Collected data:

====================

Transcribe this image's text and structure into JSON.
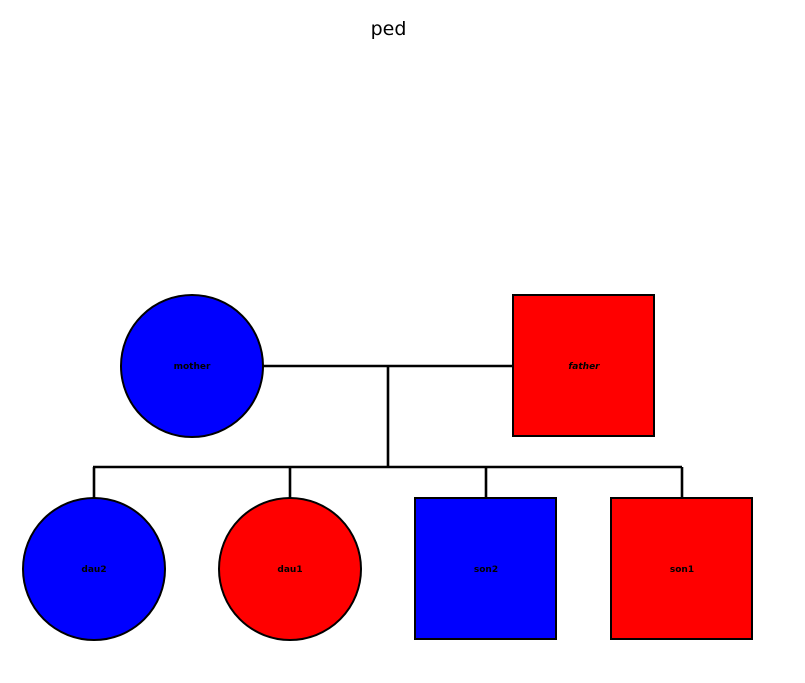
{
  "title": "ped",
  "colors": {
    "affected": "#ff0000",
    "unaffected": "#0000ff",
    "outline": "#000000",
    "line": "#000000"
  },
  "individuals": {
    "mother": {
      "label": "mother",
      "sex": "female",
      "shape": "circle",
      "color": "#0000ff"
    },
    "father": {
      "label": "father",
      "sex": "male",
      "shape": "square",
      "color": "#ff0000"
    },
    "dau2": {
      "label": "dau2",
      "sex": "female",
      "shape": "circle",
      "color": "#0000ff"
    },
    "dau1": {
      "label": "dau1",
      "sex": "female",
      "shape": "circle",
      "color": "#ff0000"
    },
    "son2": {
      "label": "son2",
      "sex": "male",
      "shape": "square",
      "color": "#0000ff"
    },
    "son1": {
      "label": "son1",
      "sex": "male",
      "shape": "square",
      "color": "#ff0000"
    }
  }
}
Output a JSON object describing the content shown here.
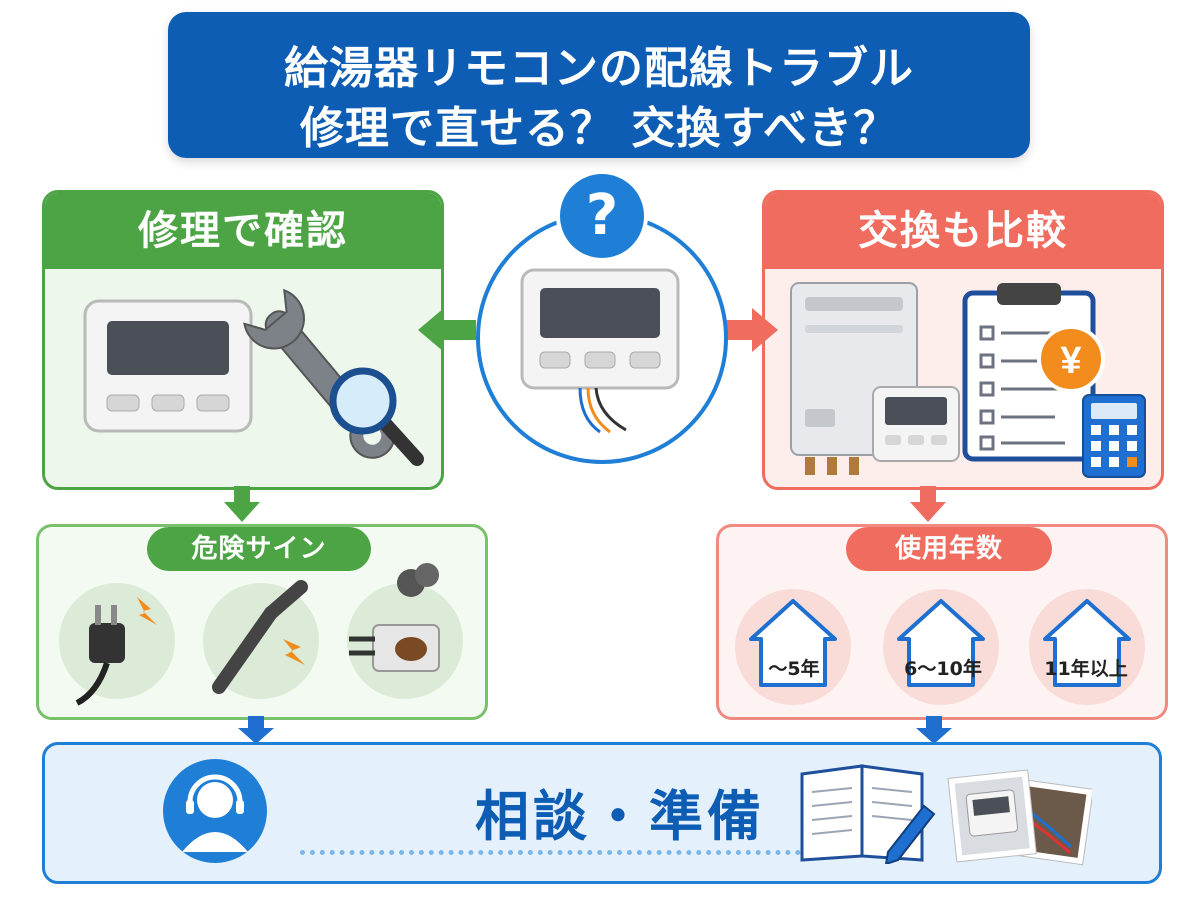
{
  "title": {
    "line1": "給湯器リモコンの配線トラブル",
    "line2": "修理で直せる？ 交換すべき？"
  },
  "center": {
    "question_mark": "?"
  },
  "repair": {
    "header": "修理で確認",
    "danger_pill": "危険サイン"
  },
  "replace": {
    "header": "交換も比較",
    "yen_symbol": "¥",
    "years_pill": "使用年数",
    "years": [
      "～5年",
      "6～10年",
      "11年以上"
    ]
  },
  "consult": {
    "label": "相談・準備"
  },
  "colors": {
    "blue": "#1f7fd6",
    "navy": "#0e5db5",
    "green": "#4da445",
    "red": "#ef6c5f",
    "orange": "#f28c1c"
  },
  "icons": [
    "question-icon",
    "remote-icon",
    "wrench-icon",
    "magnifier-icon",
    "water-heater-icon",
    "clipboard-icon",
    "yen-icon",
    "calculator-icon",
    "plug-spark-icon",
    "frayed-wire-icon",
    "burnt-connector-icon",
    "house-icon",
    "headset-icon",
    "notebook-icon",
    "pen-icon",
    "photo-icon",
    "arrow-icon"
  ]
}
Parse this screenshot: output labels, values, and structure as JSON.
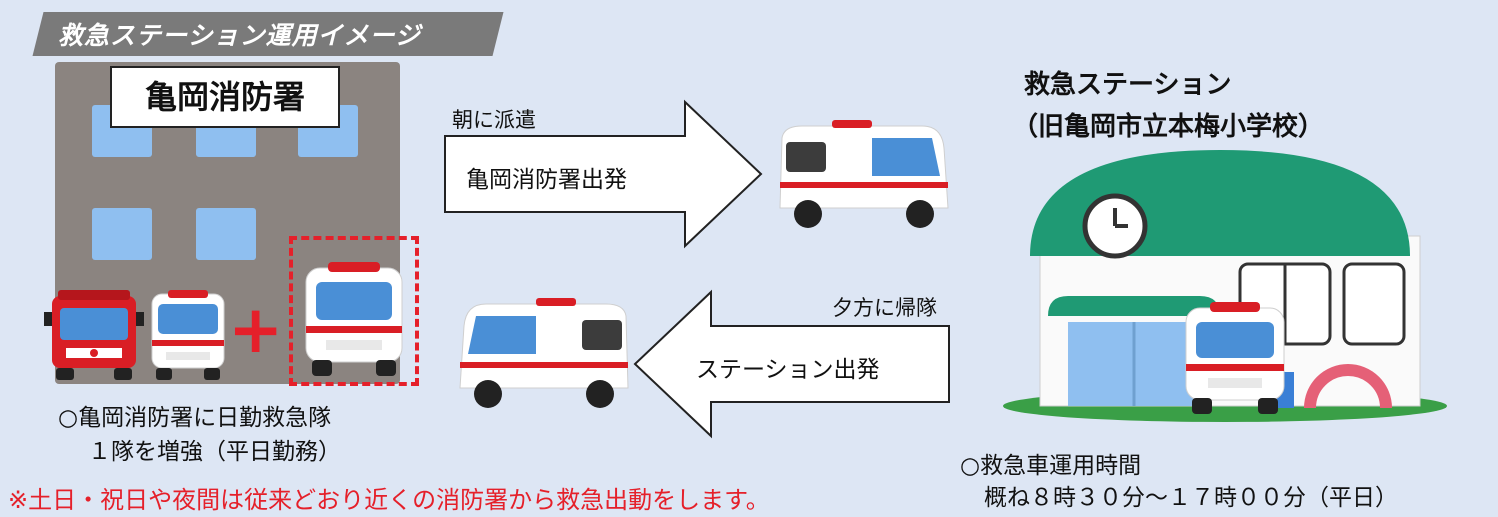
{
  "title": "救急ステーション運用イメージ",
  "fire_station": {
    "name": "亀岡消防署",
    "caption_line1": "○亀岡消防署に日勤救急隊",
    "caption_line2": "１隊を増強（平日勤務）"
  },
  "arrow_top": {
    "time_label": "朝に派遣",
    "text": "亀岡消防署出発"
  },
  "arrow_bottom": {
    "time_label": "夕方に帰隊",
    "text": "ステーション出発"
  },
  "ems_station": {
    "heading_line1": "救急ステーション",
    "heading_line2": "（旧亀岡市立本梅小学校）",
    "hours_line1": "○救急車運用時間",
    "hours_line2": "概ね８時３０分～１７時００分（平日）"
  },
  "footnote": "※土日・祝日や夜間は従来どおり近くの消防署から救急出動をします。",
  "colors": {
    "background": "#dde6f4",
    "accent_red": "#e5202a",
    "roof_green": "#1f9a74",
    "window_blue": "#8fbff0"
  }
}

====================

Copy out each line word for word, please, skipping the images.

## Solution below
Transcribe this image's text and structure into JSON.
{
  "title": "ped",
  "colors": {
    "affected": "#ff0000",
    "unaffected": "#0000ff",
    "outline": "#000000",
    "line": "#000000"
  },
  "individuals": {
    "mother": {
      "label": "mother",
      "sex": "female",
      "shape": "circle",
      "color": "#0000ff"
    },
    "father": {
      "label": "father",
      "sex": "male",
      "shape": "square",
      "color": "#ff0000"
    },
    "dau2": {
      "label": "dau2",
      "sex": "female",
      "shape": "circle",
      "color": "#0000ff"
    },
    "dau1": {
      "label": "dau1",
      "sex": "female",
      "shape": "circle",
      "color": "#ff0000"
    },
    "son2": {
      "label": "son2",
      "sex": "male",
      "shape": "square",
      "color": "#0000ff"
    },
    "son1": {
      "label": "son1",
      "sex": "male",
      "shape": "square",
      "color": "#ff0000"
    }
  }
}
Output a JSON object describing the content shown here.
{
  "title": {
    "line1": "給湯器リモコンの配線トラブル",
    "line2": "修理で直せる？ 交換すべき？"
  },
  "center": {
    "question_mark": "?"
  },
  "repair": {
    "header": "修理で確認",
    "danger_pill": "危険サイン"
  },
  "replace": {
    "header": "交換も比較",
    "yen_symbol": "¥",
    "years_pill": "使用年数",
    "years": [
      "～5年",
      "6～10年",
      "11年以上"
    ]
  },
  "consult": {
    "label": "相談・準備"
  },
  "colors": {
    "blue": "#1f7fd6",
    "navy": "#0e5db5",
    "green": "#4da445",
    "red": "#ef6c5f",
    "orange": "#f28c1c"
  },
  "icons": [
    "question-icon",
    "remote-icon",
    "wrench-icon",
    "magnifier-icon",
    "water-heater-icon",
    "clipboard-icon",
    "yen-icon",
    "calculator-icon",
    "plug-spark-icon",
    "frayed-wire-icon",
    "burnt-connector-icon",
    "house-icon",
    "headset-icon",
    "notebook-icon",
    "pen-icon",
    "photo-icon",
    "arrow-icon"
  ]
}
Parse this screenshot: output labels, values, and structure as JSON.
{
  "title": "救急ステーション運用イメージ",
  "fire_station": {
    "name": "亀岡消防署",
    "caption_line1": "○亀岡消防署に日勤救急隊",
    "caption_line2": "１隊を増強（平日勤務）"
  },
  "arrow_top": {
    "time_label": "朝に派遣",
    "text": "亀岡消防署出発"
  },
  "arrow_bottom": {
    "time_label": "夕方に帰隊",
    "text": "ステーション出発"
  },
  "ems_station": {
    "heading_line1": "救急ステーション",
    "heading_line2": "（旧亀岡市立本梅小学校）",
    "hours_line1": "○救急車運用時間",
    "hours_line2": "概ね８時３０分～１７時００分（平日）"
  },
  "footnote": "※土日・祝日や夜間は従来どおり近くの消防署から救急出動をします。",
  "colors": {
    "background": "#dde6f4",
    "accent_red": "#e5202a",
    "roof_green": "#1f9a74",
    "window_blue": "#8fbff0"
  }
}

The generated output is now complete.